Description of the task:
Going through the listing below, work out how many lines include "heading" and give that number by itself.

Source material:
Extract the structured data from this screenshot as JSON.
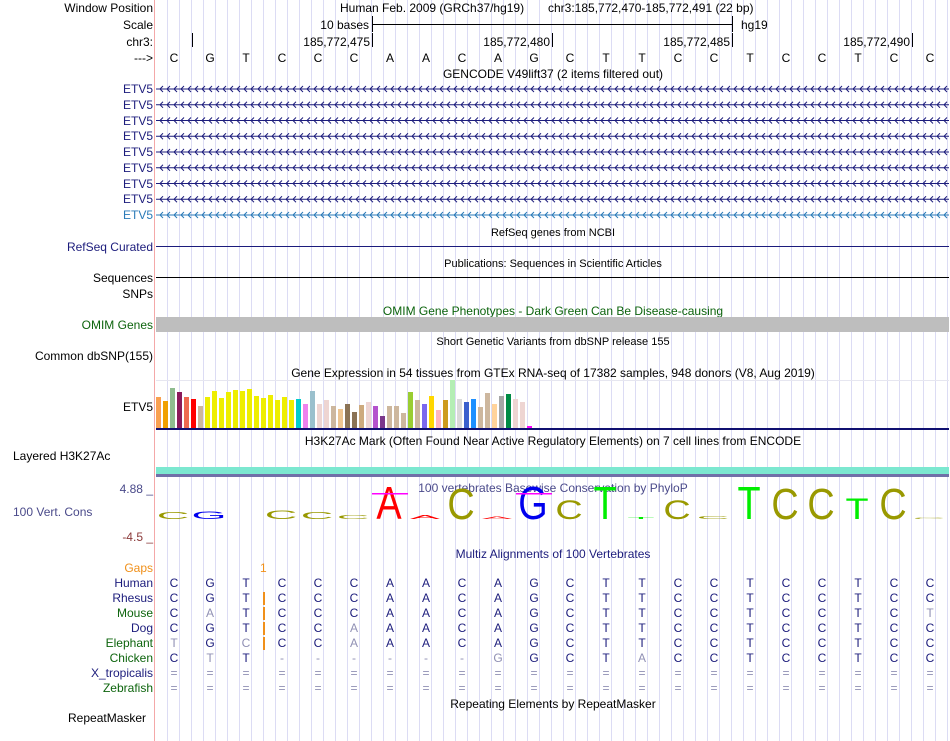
{
  "labels": {
    "window_position": "Window Position",
    "scale": "Scale",
    "chrom": "chr3:",
    "strand": "--->",
    "refseq": "RefSeq Curated",
    "sequences": "Sequences",
    "snps": "SNPs",
    "omim": "OMIM Genes",
    "dbsnp": "Common dbSNP(155)",
    "gtex": "ETV5",
    "h3k27ac": "Layered H3K27Ac",
    "cons": "100 Vert. Cons",
    "cons_max": "4.88 _",
    "cons_min": "-4.5 _",
    "gaps": "Gaps",
    "repeatmasker": "RepeatMasker"
  },
  "header": {
    "assembly": "Human Feb. 2009 (GRCh37/hg19)",
    "position": "chr3:185,772,470-185,772,491 (22 bp)",
    "scale_label": "10 bases",
    "scale_db": "hg19"
  },
  "ruler": {
    "ticks": [
      "185,772,475",
      "185,772,480",
      "185,772,485",
      "185,772,490"
    ]
  },
  "sequence": [
    "C",
    "G",
    "T",
    "C",
    "C",
    "C",
    "A",
    "A",
    "C",
    "A",
    "G",
    "C",
    "T",
    "T",
    "C",
    "C",
    "T",
    "C",
    "C",
    "T",
    "C",
    "C"
  ],
  "track_titles": {
    "gencode": "GENCODE V49lift37 (2 items filtered out)",
    "refseq": "RefSeq genes from NCBI",
    "publications": "Publications: Sequences in Scientific Articles",
    "omim": "OMIM Gene Phenotypes - Dark Green Can Be Disease-causing",
    "dbsnp": "Short Genetic Variants from dbSNP release 155",
    "gtex": "Gene Expression in 54 tissues from GTEx RNA-seq of 17382 samples, 948 donors (V8, Aug 2019)",
    "h3k27ac": "H3K27Ac Mark (Often Found Near Active Regulatory Elements) on 7 cell lines from ENCODE",
    "cons": "100 vertebrates Basewise Conservation by PhyloP",
    "multiz": "Multiz Alignments of 100 Vertebrates",
    "repeatmasker": "Repeating Elements by RepeatMasker"
  },
  "gencode_genes": [
    {
      "name": "ETV5",
      "color": "#1c1c7c"
    },
    {
      "name": "ETV5",
      "color": "#1c1c7c"
    },
    {
      "name": "ETV5",
      "color": "#1c1c7c"
    },
    {
      "name": "ETV5",
      "color": "#1c1c7c"
    },
    {
      "name": "ETV5",
      "color": "#1c1c7c"
    },
    {
      "name": "ETV5",
      "color": "#1c1c7c"
    },
    {
      "name": "ETV5",
      "color": "#1c1c7c"
    },
    {
      "name": "ETV5",
      "color": "#1c1c7c"
    },
    {
      "name": "ETV5",
      "color": "#2a7ab8"
    }
  ],
  "gene_strand": "minus",
  "gtex_bars": {
    "relative_levels_percent": [
      65,
      57,
      83,
      75,
      65,
      61,
      46,
      65,
      77,
      63,
      75,
      79,
      77,
      81,
      67,
      63,
      69,
      59,
      65,
      59,
      61,
      50,
      77,
      50,
      59,
      46,
      40,
      50,
      34,
      48,
      54,
      46,
      26,
      46,
      46,
      32,
      75,
      59,
      50,
      67,
      38,
      59,
      100,
      61,
      54,
      61,
      44,
      73,
      50,
      67,
      71,
      61,
      54,
      5
    ],
    "colors": [
      "#f9a050",
      "#f0a000",
      "#8fbc8f",
      "#8b1a5a",
      "#ee6a50",
      "#ff0000",
      "#cdb79e",
      "#eeee00",
      "#eeee00",
      "#eeee00",
      "#eeee00",
      "#eeee00",
      "#eeee00",
      "#eeee00",
      "#eeee00",
      "#eeee00",
      "#eeee00",
      "#eeee00",
      "#eeee00",
      "#eeee00",
      "#00cdcd",
      "#ee82ee",
      "#9ac0cd",
      "#eed5d2",
      "#eed5d2",
      "#cdb79e",
      "#eec591",
      "#8b7355",
      "#8b7355",
      "#cdaa7d",
      "#eed5d2",
      "#b452cd",
      "#7a378b",
      "#cdb79e",
      "#cdb79e",
      "#cdb79e",
      "#9acd32",
      "#cdb79e",
      "#7b68ee",
      "#ffd700",
      "#ffb6c1",
      "#cd9b1d",
      "#b4eeb4",
      "#d9d9d9",
      "#3a5fcd",
      "#1e90ff",
      "#cdb79e",
      "#cdb79e",
      "#ffd39b",
      "#a6a6a6",
      "#008b45",
      "#eed5d2",
      "#eed5d2",
      "#ff00ff"
    ]
  },
  "conservation": {
    "relative_height": [
      0.2,
      0.22,
      0,
      0.25,
      0.2,
      0.12,
      0.95,
      0.12,
      0.9,
      0.08,
      0.95,
      0.55,
      0.95,
      0.05,
      0.55,
      0.1,
      0.95,
      0.9,
      0.9,
      0.6,
      0.9,
      0.03
    ],
    "overline_columns": [
      6,
      10
    ],
    "letter_colors": {
      "A": "#ff0000",
      "C": "#999900",
      "G": "#0000ee",
      "T": "#00ee00"
    },
    "overline_color": "#ff00ff"
  },
  "multiz": {
    "gap_marker": {
      "text": "1",
      "after_column": 2,
      "color": "#f0901a"
    },
    "species": [
      {
        "name": "Human",
        "color": "#1c1c7c",
        "seq": "CGTCCCAACAGCTTCCTCCTCC"
      },
      {
        "name": "Rhesus",
        "color": "#1c1c7c",
        "seq": "CGTCCCAACAGCTTCCTCCTCC"
      },
      {
        "name": "Mouse",
        "color": "#0d640d",
        "seq": "CATCCCAACAGCTTCCTCCTCT"
      },
      {
        "name": "Dog",
        "color": "#1c1c7c",
        "seq": "CGTCCAAACAGCTTCCTCCTCC"
      },
      {
        "name": "Elephant",
        "color": "#0d640d",
        "seq": "TGCCCAAACAGCTTCCTCCTCC"
      },
      {
        "name": "Chicken",
        "color": "#0d640d",
        "seq": "CTT------GGCTACCTCCTCC"
      },
      {
        "name": "X_tropicalis",
        "color": "#1c1c7c",
        "seq": "======================"
      },
      {
        "name": "Zebrafish",
        "color": "#0d640d",
        "seq": "======================"
      }
    ],
    "gap_rows": [
      "Rhesus",
      "Mouse",
      "Dog",
      "Elephant"
    ]
  },
  "colors": {
    "label_navy": "#1c1c7c",
    "omim_bar": "#bebebe",
    "h3k27ac_teal": "#7ce8d0",
    "h3k27ac_purple": "#7070a8",
    "cons_label": "#4a4a8a",
    "cons_min": "#8b3a3a"
  }
}
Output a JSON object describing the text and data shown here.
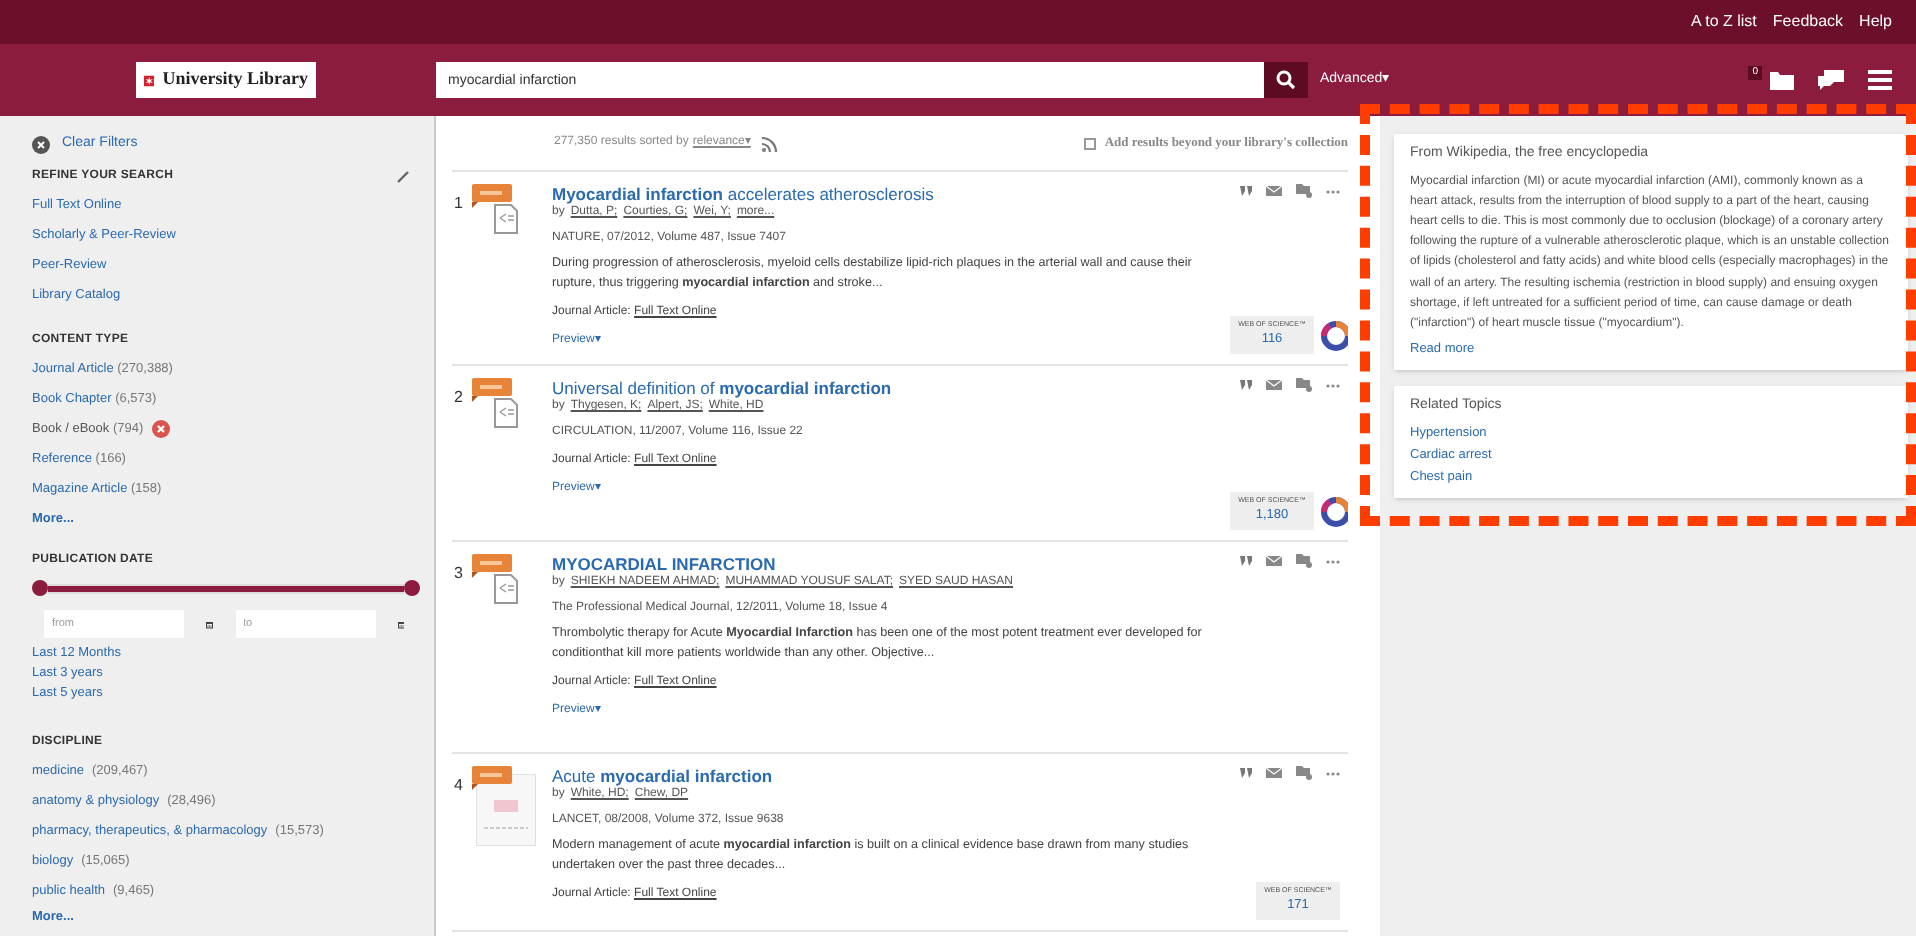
{
  "top_links": [
    "A to Z list",
    "Feedback",
    "Help"
  ],
  "header": {
    "logo": "University Library",
    "search_value": "myocardial infarction",
    "advanced": "Advanced▾",
    "folder_count": "0"
  },
  "sidebar": {
    "clear": "Clear Filters",
    "refine_title": "REFINE YOUR SEARCH",
    "refine": [
      "Full Text Online",
      "Scholarly & Peer-Review",
      "Peer-Review",
      "Library Catalog"
    ],
    "content_title": "CONTENT TYPE",
    "content": [
      {
        "label": "Journal Article",
        "count": "(270,388)",
        "selected": false
      },
      {
        "label": "Book Chapter",
        "count": "(6,573)",
        "selected": false
      },
      {
        "label": "Book / eBook",
        "count": "(794)",
        "selected": true
      },
      {
        "label": "Reference",
        "count": "(166)",
        "selected": false
      },
      {
        "label": "Magazine Article",
        "count": "(158)",
        "selected": false
      }
    ],
    "content_more": "More...",
    "date_title": "PUBLICATION DATE",
    "date_slider": {
      "level": 1
    },
    "from_placeholder": "from",
    "to_placeholder": "to",
    "date_links": [
      "Last 12 Months",
      "Last 3 years",
      "Last 5 years"
    ],
    "discipline_title": "DISCIPLINE",
    "disciplines": [
      {
        "label": "medicine",
        "count": "(209,467)"
      },
      {
        "label": "anatomy & physiology",
        "count": "(28,496)"
      },
      {
        "label": "pharmacy, therapeutics, & pharmacology",
        "count": "(15,573)"
      },
      {
        "label": "biology",
        "count": "(15,065)"
      },
      {
        "label": "public health",
        "count": "(9,465)"
      }
    ],
    "discipline_more": "More..."
  },
  "results_header": {
    "count": "277,350 results sorted by",
    "sort": "relevance▾",
    "beyond": {
      "label": "Add results beyond your library's collection",
      "checked": false
    }
  },
  "results": [
    {
      "number": "1",
      "kind": "document",
      "title": "**Myocardial infarction** accelerates atherosclerosis",
      "by": "by",
      "authors": [
        "Dutta, P;",
        "Courties, G;",
        "Wei, Y;"
      ],
      "more": "more...",
      "source": "NATURE, 07/2012, Volume 487, Issue 7407",
      "snippet": "During progression of atherosclerosis, myeloid cells destabilize lipid-rich plaques in the arterial wall and cause their rupture, thus triggering **myocardial infarction** and stroke...",
      "type": "Journal Article:",
      "link": "Full Text Online",
      "preview": "Preview▾",
      "wos": {
        "label": "WEB OF SCIENCE™",
        "count": "116"
      },
      "score_ring": true
    },
    {
      "number": "2",
      "kind": "document",
      "title": "Universal definition of **myocardial infarction**",
      "by": "by",
      "authors": [
        "Thygesen, K;",
        "Alpert, JS;",
        "White, HD"
      ],
      "source": "CIRCULATION, 11/2007, Volume 116, Issue 22",
      "type": "Journal Article:",
      "link": "Full Text Online",
      "preview": "Preview▾",
      "wos": {
        "label": "WEB OF SCIENCE™",
        "count": "1,180"
      },
      "score_ring": true
    },
    {
      "number": "3",
      "kind": "document",
      "title": "**MYOCARDIAL INFARCTION**",
      "by": "by",
      "authors": [
        "SHIEKH NADEEM AHMAD;",
        "MUHAMMAD YOUSUF SALAT;",
        "SYED SAUD HASAN"
      ],
      "source": "The Professional Medical Journal, 12/2011, Volume 18, Issue 4",
      "snippet": "Thrombolytic therapy for Acute **Myocardial Infarction** has been one of the most potent treatment ever developed for conditionthat kill more patients worldwide than any other. Objective...",
      "type": "Journal Article:",
      "link": "Full Text Online",
      "preview": "Preview▾",
      "score_ring": false
    },
    {
      "number": "4",
      "kind": "cover",
      "title": "Acute **myocardial infarction**",
      "by": "by",
      "authors": [
        "White, HD;",
        "Chew, DP"
      ],
      "source": "LANCET, 08/2008, Volume 372, Issue 9638",
      "snippet": "Modern management of acute **myocardial infarction** is built on a clinical evidence base drawn from many studies undertaken over the past three decades...",
      "type": "Journal Article:",
      "link": "Full Text Online",
      "wos": {
        "label": "WEB OF SCIENCE™",
        "count": "171"
      },
      "score_ring": false
    }
  ],
  "wikipedia": {
    "heading": "From Wikipedia, the free encyclopedia",
    "text": "Myocardial infarction (MI) or acute myocardial infarction (AMI), commonly known as a heart attack, results from the interruption of blood supply to a part of the heart, causing heart cells to die. This is most commonly due to occlusion (blockage) of a coronary artery following the rupture of a vulnerable atherosclerotic plaque, which is an unstable collection of lipids (cholesterol and fatty acids) and white blood cells (especially macrophages) in the wall of an artery. The resulting ischemia (restriction in blood supply) and ensuing oxygen shortage, if left untreated for a sufficient period of time, can cause damage or death (\"infarction\") of heart muscle tissue (\"myocardium\").",
    "read_more": "Read more"
  },
  "related": {
    "heading": "Related Topics",
    "topics": [
      "Hypertension",
      "Cardiac arrest",
      "Chest pain"
    ]
  }
}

Solution for this task:
2